Collected data entries
========

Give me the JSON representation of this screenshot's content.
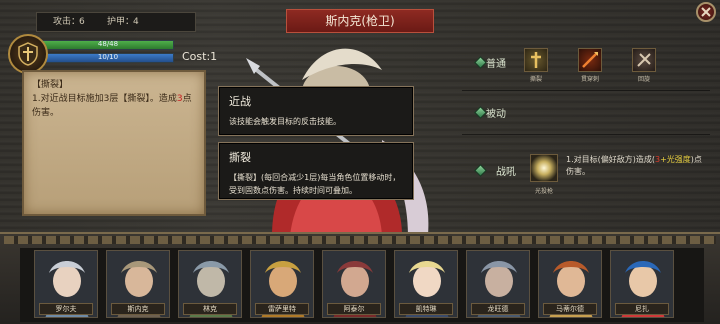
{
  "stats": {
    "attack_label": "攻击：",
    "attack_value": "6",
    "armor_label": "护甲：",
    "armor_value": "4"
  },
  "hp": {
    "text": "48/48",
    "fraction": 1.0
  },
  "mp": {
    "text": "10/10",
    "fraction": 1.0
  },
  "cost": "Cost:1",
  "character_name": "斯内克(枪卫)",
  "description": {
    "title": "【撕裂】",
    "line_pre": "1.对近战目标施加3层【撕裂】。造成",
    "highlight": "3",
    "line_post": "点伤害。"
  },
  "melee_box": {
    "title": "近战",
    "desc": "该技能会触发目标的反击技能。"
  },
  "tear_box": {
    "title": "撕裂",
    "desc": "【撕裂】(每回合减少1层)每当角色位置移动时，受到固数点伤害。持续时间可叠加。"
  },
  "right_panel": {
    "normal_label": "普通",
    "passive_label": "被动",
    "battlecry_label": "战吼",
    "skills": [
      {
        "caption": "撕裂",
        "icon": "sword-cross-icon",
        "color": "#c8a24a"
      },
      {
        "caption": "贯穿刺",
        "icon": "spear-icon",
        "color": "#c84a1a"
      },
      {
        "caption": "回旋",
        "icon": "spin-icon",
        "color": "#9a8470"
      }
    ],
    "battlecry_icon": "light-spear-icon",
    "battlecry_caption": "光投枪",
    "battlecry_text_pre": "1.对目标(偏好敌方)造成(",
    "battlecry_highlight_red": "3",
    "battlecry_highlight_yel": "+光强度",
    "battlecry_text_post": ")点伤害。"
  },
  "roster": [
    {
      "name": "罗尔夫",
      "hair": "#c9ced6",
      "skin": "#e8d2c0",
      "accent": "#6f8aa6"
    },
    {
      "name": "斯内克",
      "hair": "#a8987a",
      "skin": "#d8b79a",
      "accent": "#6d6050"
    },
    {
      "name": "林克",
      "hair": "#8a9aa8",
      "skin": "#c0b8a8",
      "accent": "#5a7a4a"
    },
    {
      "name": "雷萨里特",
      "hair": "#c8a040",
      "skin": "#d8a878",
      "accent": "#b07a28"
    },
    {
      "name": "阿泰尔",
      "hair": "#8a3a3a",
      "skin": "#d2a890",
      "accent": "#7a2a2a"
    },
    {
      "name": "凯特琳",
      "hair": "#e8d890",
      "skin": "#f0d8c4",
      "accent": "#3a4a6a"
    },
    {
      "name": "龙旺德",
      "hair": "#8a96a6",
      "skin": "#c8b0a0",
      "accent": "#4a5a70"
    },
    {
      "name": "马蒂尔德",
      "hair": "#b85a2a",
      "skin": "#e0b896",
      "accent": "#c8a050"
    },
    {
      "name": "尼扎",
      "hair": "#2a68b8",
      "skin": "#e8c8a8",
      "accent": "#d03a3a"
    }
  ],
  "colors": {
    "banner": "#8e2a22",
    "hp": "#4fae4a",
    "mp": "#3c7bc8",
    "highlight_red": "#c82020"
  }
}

========

→ **EXERCISE PROMPT**
Look through the data and show every line containing "skin".

→ **THE ANSWER**
      "skin": "#e8d2c0",
      "skin": "#d8b79a",
      "skin": "#c0b8a8",
      "skin": "#d8a878",
      "skin": "#d2a890",
      "skin": "#f0d8c4",
      "skin": "#c8b0a0",
      "skin": "#e0b896",
      "skin": "#e8c8a8",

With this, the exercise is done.